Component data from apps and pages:
----------

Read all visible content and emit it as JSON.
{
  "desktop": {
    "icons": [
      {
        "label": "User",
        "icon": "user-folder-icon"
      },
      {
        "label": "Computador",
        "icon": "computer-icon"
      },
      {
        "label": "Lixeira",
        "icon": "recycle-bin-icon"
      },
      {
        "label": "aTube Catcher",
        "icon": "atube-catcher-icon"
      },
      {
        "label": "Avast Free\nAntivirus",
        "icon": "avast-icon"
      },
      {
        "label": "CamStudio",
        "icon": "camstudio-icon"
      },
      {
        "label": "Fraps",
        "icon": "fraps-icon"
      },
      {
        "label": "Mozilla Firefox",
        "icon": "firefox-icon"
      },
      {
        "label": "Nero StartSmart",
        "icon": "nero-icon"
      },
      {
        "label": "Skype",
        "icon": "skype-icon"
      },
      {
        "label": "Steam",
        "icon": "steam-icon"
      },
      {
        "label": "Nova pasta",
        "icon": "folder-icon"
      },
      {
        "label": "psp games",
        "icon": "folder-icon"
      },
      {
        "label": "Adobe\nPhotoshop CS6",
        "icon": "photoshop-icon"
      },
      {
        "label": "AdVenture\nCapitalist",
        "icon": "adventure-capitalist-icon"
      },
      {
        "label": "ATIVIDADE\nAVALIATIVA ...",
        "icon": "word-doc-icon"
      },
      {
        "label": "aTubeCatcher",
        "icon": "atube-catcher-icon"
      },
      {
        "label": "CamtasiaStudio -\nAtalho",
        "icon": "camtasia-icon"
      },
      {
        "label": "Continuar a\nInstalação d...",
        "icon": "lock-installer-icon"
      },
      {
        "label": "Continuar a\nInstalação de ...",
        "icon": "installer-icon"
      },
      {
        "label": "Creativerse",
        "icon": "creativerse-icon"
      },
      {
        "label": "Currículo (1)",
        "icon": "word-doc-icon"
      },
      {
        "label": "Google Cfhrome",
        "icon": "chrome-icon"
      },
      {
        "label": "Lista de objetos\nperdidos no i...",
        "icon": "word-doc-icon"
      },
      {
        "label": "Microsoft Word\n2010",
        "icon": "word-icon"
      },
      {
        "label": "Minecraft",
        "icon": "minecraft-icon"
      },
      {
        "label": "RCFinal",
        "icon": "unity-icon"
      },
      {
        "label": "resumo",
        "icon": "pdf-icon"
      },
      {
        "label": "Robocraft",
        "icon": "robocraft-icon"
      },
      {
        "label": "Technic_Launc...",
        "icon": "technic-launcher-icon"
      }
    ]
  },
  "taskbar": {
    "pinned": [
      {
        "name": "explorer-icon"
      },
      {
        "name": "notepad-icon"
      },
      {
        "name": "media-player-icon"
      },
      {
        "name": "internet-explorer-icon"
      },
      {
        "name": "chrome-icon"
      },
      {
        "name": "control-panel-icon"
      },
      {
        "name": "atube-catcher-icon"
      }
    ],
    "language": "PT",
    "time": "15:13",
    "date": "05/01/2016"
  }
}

----------

Task instructions: Print the entries above exactly as they were written, down to the last line.

Result for this task:
Read all visible content and emit it as JSON.
{
  "desktop": {
    "icons": [
      {
        "label": "User",
        "icon": "user-folder-icon"
      },
      {
        "label": "Computador",
        "icon": "computer-icon"
      },
      {
        "label": "Lixeira",
        "icon": "recycle-bin-icon"
      },
      {
        "label": "aTube Catcher",
        "icon": "atube-catcher-icon"
      },
      {
        "label": "Avast Free\nAntivirus",
        "icon": "avast-icon"
      },
      {
        "label": "CamStudio",
        "icon": "camstudio-icon"
      },
      {
        "label": "Fraps",
        "icon": "fraps-icon"
      },
      {
        "label": "Mozilla Firefox",
        "icon": "firefox-icon"
      },
      {
        "label": "Nero StartSmart",
        "icon": "nero-icon"
      },
      {
        "label": "Skype",
        "icon": "skype-icon"
      },
      {
        "label": "Steam",
        "icon": "steam-icon"
      },
      {
        "label": "Nova pasta",
        "icon": "folder-icon"
      },
      {
        "label": "psp games",
        "icon": "folder-icon"
      },
      {
        "label": "Adobe\nPhotoshop CS6",
        "icon": "photoshop-icon"
      },
      {
        "label": "AdVenture\nCapitalist",
        "icon": "adventure-capitalist-icon"
      },
      {
        "label": "ATIVIDADE\nAVALIATIVA ...",
        "icon": "word-doc-icon"
      },
      {
        "label": "aTubeCatcher",
        "icon": "atube-catcher-icon"
      },
      {
        "label": "CamtasiaStudio -\nAtalho",
        "icon": "camtasia-icon"
      },
      {
        "label": "Continuar a\nInstalação d...",
        "icon": "lock-installer-icon"
      },
      {
        "label": "Continuar a\nInstalação de ...",
        "icon": "installer-icon"
      },
      {
        "label": "Creativerse",
        "icon": "creativerse-icon"
      },
      {
        "label": "Currículo (1)",
        "icon": "word-doc-icon"
      },
      {
        "label": "Google Cfhrome",
        "icon": "chrome-icon"
      },
      {
        "label": "Lista de objetos\nperdidos no i...",
        "icon": "word-doc-icon"
      },
      {
        "label": "Microsoft Word\n2010",
        "icon": "word-icon"
      },
      {
        "label": "Minecraft",
        "icon": "minecraft-icon"
      },
      {
        "label": "RCFinal",
        "icon": "unity-icon"
      },
      {
        "label": "resumo",
        "icon": "pdf-icon"
      },
      {
        "label": "Robocraft",
        "icon": "robocraft-icon"
      },
      {
        "label": "Technic_Launc...",
        "icon": "technic-launcher-icon"
      }
    ]
  },
  "taskbar": {
    "pinned": [
      {
        "name": "explorer-icon"
      },
      {
        "name": "notepad-icon"
      },
      {
        "name": "media-player-icon"
      },
      {
        "name": "internet-explorer-icon"
      },
      {
        "name": "chrome-icon"
      },
      {
        "name": "control-panel-icon"
      },
      {
        "name": "atube-catcher-icon"
      }
    ],
    "language": "PT",
    "time": "15:13",
    "date": "05/01/2016"
  }
}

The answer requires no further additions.